EXERCISE: Transcribe all of the data exactly. Omit the pictures.

Saved entries:
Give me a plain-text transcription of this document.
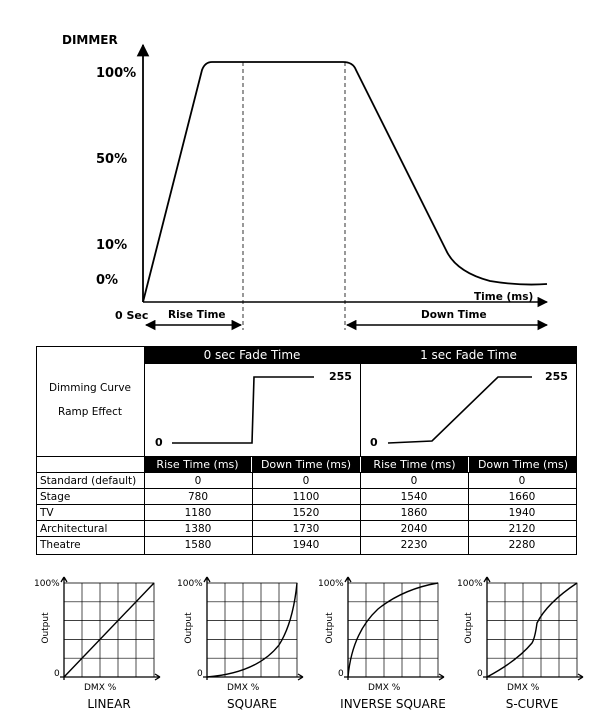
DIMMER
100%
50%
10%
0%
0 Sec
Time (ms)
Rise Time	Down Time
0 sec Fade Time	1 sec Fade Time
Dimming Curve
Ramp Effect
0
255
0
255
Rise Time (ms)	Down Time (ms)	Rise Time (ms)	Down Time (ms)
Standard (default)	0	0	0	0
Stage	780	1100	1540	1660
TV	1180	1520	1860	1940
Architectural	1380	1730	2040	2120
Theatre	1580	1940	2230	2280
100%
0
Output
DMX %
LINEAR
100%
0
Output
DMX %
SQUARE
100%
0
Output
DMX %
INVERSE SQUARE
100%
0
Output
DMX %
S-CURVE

ANSWER TO THE EXERCISE:
Give me a plain-text transcription of this document.
DIMMER
100%
50%
10%
0%
0 Sec
Time (ms)
Rise Time	Down Time
0 sec Fade Time	1 sec Fade Time
Dimming Curve
Ramp Effect
0
255
0
255
Rise Time (ms)	Down Time (ms)	Rise Time (ms)	Down Time (ms)
Standard (default)	0	0	0	0
Stage	780	1100	1540	1660
TV	1180	1520	1860	1940
Architectural	1380	1730	2040	2120
Theatre	1580	1940	2230	2280
100%
0
Output
DMX %
LINEAR
100%
0
Output
DMX %
SQUARE
100%
0
Output
DMX %
INVERSE SQUARE
100%
0
Output
DMX %
S-CURVE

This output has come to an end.